>> Begin ENTRIES

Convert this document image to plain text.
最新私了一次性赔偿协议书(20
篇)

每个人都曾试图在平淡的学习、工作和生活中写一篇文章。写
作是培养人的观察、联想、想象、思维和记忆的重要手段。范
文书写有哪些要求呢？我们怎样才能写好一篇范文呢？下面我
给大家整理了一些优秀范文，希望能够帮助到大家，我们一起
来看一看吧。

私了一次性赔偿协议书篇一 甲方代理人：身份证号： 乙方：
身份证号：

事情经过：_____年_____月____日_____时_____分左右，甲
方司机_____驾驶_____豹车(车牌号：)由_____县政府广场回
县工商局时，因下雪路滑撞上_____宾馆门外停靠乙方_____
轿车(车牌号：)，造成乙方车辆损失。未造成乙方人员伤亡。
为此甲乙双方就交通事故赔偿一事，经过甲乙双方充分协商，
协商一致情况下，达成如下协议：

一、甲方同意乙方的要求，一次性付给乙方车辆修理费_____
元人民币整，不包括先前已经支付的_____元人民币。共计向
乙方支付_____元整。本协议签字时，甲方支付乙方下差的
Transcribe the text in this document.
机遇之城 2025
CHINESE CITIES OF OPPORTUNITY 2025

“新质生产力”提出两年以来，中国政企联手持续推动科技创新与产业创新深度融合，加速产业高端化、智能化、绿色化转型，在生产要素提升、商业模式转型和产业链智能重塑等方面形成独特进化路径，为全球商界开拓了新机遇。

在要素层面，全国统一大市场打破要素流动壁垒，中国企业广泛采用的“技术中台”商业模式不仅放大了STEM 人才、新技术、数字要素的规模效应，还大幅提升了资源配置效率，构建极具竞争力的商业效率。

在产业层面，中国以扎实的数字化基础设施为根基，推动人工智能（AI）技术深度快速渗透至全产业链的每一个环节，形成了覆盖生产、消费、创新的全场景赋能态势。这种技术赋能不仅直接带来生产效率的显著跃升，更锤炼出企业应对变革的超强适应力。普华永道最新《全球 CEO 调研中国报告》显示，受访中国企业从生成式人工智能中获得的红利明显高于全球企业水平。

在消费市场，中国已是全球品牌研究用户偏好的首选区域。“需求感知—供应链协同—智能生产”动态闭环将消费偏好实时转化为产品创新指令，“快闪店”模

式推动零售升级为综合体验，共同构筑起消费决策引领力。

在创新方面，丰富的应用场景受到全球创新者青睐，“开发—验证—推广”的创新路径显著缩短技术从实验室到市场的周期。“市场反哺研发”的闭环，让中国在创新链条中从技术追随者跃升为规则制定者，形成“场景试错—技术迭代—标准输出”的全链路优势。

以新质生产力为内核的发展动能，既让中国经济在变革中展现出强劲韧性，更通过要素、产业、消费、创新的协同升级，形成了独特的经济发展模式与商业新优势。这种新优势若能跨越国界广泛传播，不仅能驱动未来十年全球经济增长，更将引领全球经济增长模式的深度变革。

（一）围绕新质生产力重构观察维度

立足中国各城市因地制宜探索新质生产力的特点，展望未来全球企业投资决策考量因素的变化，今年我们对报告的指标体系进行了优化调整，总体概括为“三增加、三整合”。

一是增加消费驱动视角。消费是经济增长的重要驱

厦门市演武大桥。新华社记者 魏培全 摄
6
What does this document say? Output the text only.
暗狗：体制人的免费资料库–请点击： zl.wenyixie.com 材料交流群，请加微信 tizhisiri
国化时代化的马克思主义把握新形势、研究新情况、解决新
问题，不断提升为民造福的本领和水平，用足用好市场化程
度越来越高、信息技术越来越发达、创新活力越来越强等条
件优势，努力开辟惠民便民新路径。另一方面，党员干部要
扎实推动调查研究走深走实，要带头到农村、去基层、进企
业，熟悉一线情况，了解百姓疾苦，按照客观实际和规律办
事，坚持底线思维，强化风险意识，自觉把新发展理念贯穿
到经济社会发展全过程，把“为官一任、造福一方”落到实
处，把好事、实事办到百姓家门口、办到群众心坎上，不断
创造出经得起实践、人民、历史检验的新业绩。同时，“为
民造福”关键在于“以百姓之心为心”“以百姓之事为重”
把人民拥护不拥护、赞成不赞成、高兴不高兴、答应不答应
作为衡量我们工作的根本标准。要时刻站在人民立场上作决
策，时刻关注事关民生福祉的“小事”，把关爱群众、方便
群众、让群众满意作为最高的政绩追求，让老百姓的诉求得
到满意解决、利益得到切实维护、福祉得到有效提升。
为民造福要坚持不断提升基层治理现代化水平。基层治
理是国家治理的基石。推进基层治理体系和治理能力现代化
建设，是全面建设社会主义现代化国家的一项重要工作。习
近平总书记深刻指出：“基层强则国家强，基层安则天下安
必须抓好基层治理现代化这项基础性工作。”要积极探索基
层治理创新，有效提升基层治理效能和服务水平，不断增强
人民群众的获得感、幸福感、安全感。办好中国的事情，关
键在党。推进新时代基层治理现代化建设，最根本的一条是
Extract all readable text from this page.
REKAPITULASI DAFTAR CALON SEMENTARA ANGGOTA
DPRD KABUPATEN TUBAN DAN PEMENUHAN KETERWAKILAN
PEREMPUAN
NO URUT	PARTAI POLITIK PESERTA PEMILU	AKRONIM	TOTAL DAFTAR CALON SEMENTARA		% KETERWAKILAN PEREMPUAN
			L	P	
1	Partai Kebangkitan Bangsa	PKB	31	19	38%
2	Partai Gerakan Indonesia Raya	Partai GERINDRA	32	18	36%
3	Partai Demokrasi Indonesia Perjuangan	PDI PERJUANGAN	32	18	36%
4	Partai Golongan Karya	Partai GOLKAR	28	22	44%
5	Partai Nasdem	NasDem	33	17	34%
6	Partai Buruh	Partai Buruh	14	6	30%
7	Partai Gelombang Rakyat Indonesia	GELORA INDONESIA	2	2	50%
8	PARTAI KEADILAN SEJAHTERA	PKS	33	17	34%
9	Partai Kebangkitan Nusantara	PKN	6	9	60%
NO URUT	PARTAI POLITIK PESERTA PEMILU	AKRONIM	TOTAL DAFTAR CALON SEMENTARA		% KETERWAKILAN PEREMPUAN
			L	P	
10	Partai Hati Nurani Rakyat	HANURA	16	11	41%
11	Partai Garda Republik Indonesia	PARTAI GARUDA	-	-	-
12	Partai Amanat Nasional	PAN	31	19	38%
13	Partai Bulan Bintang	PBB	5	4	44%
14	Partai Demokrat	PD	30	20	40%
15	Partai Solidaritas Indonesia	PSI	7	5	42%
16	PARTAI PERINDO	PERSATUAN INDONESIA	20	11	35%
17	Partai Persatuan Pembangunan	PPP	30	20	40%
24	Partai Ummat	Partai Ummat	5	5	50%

>> End ENTRIES

[TASK DESCRIPTION]:
Repeat the listing in full, keeping every line exactly as it is.

[THE COMPLETED TASK]:
Convert this document image to plain text.
最新私了一次性赔偿协议书(20
篇)

每个人都曾试图在平淡的学习、工作和生活中写一篇文章。写
作是培养人的观察、联想、想象、思维和记忆的重要手段。范
文书写有哪些要求呢？我们怎样才能写好一篇范文呢？下面我
给大家整理了一些优秀范文，希望能够帮助到大家，我们一起
来看一看吧。

私了一次性赔偿协议书篇一 甲方代理人：身份证号： 乙方：
身份证号：

事情经过：_____年_____月____日_____时_____分左右，甲
方司机_____驾驶_____豹车(车牌号：)由_____县政府广场回
县工商局时，因下雪路滑撞上_____宾馆门外停靠乙方_____
轿车(车牌号：)，造成乙方车辆损失。未造成乙方人员伤亡。
为此甲乙双方就交通事故赔偿一事，经过甲乙双方充分协商，
协商一致情况下，达成如下协议：

一、甲方同意乙方的要求，一次性付给乙方车辆修理费_____
元人民币整，不包括先前已经支付的_____元人民币。共计向
乙方支付_____元整。本协议签字时，甲方支付乙方下差的
Transcribe the text in this document.
机遇之城 2025
CHINESE CITIES OF OPPORTUNITY 2025

“新质生产力”提出两年以来，中国政企联手持续推动科技创新与产业创新深度融合，加速产业高端化、智能化、绿色化转型，在生产要素提升、商业模式转型和产业链智能重塑等方面形成独特进化路径，为全球商界开拓了新机遇。

在要素层面，全国统一大市场打破要素流动壁垒，中国企业广泛采用的“技术中台”商业模式不仅放大了STEM 人才、新技术、数字要素的规模效应，还大幅提升了资源配置效率，构建极具竞争力的商业效率。

在产业层面，中国以扎实的数字化基础设施为根基，推动人工智能（AI）技术深度快速渗透至全产业链的每一个环节，形成了覆盖生产、消费、创新的全场景赋能态势。这种技术赋能不仅直接带来生产效率的显著跃升，更锤炼出企业应对变革的超强适应力。普华永道最新《全球 CEO 调研中国报告》显示，受访中国企业从生成式人工智能中获得的红利明显高于全球企业水平。

在消费市场，中国已是全球品牌研究用户偏好的首选区域。“需求感知—供应链协同—智能生产”动态闭环将消费偏好实时转化为产品创新指令，“快闪店”模

式推动零售升级为综合体验，共同构筑起消费决策引领力。

在创新方面，丰富的应用场景受到全球创新者青睐，“开发—验证—推广”的创新路径显著缩短技术从实验室到市场的周期。“市场反哺研发”的闭环，让中国在创新链条中从技术追随者跃升为规则制定者，形成“场景试错—技术迭代—标准输出”的全链路优势。

以新质生产力为内核的发展动能，既让中国经济在变革中展现出强劲韧性，更通过要素、产业、消费、创新的协同升级，形成了独特的经济发展模式与商业新优势。这种新优势若能跨越国界广泛传播，不仅能驱动未来十年全球经济增长，更将引领全球经济增长模式的深度变革。

（一）围绕新质生产力重构观察维度

立足中国各城市因地制宜探索新质生产力的特点，展望未来全球企业投资决策考量因素的变化，今年我们对报告的指标体系进行了优化调整，总体概括为“三增加、三整合”。

一是增加消费驱动视角。消费是经济增长的重要驱

厦门市演武大桥。新华社记者 魏培全 摄
6
What does this document say? Output the text only.
暗狗：体制人的免费资料库–请点击： zl.wenyixie.com 材料交流群，请加微信 tizhisiri
国化时代化的马克思主义把握新形势、研究新情况、解决新
问题，不断提升为民造福的本领和水平，用足用好市场化程
度越来越高、信息技术越来越发达、创新活力越来越强等条
件优势，努力开辟惠民便民新路径。另一方面，党员干部要
扎实推动调查研究走深走实，要带头到农村、去基层、进企
业，熟悉一线情况，了解百姓疾苦，按照客观实际和规律办
事，坚持底线思维，强化风险意识，自觉把新发展理念贯穿
到经济社会发展全过程，把“为官一任、造福一方”落到实
处，把好事、实事办到百姓家门口、办到群众心坎上，不断
创造出经得起实践、人民、历史检验的新业绩。同时，“为
民造福”关键在于“以百姓之心为心”“以百姓之事为重”
把人民拥护不拥护、赞成不赞成、高兴不高兴、答应不答应
作为衡量我们工作的根本标准。要时刻站在人民立场上作决
策，时刻关注事关民生福祉的“小事”，把关爱群众、方便
群众、让群众满意作为最高的政绩追求，让老百姓的诉求得
到满意解决、利益得到切实维护、福祉得到有效提升。
为民造福要坚持不断提升基层治理现代化水平。基层治
理是国家治理的基石。推进基层治理体系和治理能力现代化
建设，是全面建设社会主义现代化国家的一项重要工作。习
近平总书记深刻指出：“基层强则国家强，基层安则天下安
必须抓好基层治理现代化这项基础性工作。”要积极探索基
层治理创新，有效提升基层治理效能和服务水平，不断增强
人民群众的获得感、幸福感、安全感。办好中国的事情，关
键在党。推进新时代基层治理现代化建设，最根本的一条是
Extract all readable text from this page.
REKAPITULASI DAFTAR CALON SEMENTARA ANGGOTA
DPRD KABUPATEN TUBAN DAN PEMENUHAN KETERWAKILAN
PEREMPUAN
NO URUT	PARTAI POLITIK PESERTA PEMILU	AKRONIM	TOTAL DAFTAR CALON SEMENTARA		% KETERWAKILAN PEREMPUAN
			L	P	
1	Partai Kebangkitan Bangsa	PKB	31	19	38%
2	Partai Gerakan Indonesia Raya	Partai GERINDRA	32	18	36%
3	Partai Demokrasi Indonesia Perjuangan	PDI PERJUANGAN	32	18	36%
4	Partai Golongan Karya	Partai GOLKAR	28	22	44%
5	Partai Nasdem	NasDem	33	17	34%
6	Partai Buruh	Partai Buruh	14	6	30%
7	Partai Gelombang Rakyat Indonesia	GELORA INDONESIA	2	2	50%
8	PARTAI KEADILAN SEJAHTERA	PKS	33	17	34%
9	Partai Kebangkitan Nusantara	PKN	6	9	60%
NO URUT	PARTAI POLITIK PESERTA PEMILU	AKRONIM	TOTAL DAFTAR CALON SEMENTARA		% KETERWAKILAN PEREMPUAN
			L	P	
10	Partai Hati Nurani Rakyat	HANURA	16	11	41%
11	Partai Garda Republik Indonesia	PARTAI GARUDA	-	-	-
12	Partai Amanat Nasional	PAN	31	19	38%
13	Partai Bulan Bintang	PBB	5	4	44%
14	Partai Demokrat	PD	30	20	40%
15	Partai Solidaritas Indonesia	PSI	7	5	42%
16	PARTAI PERINDO	PERSATUAN INDONESIA	20	11	35%
17	Partai Persatuan Pembangunan	PPP	30	20	40%
24	Partai Ummat	Partai Ummat	5	5	50%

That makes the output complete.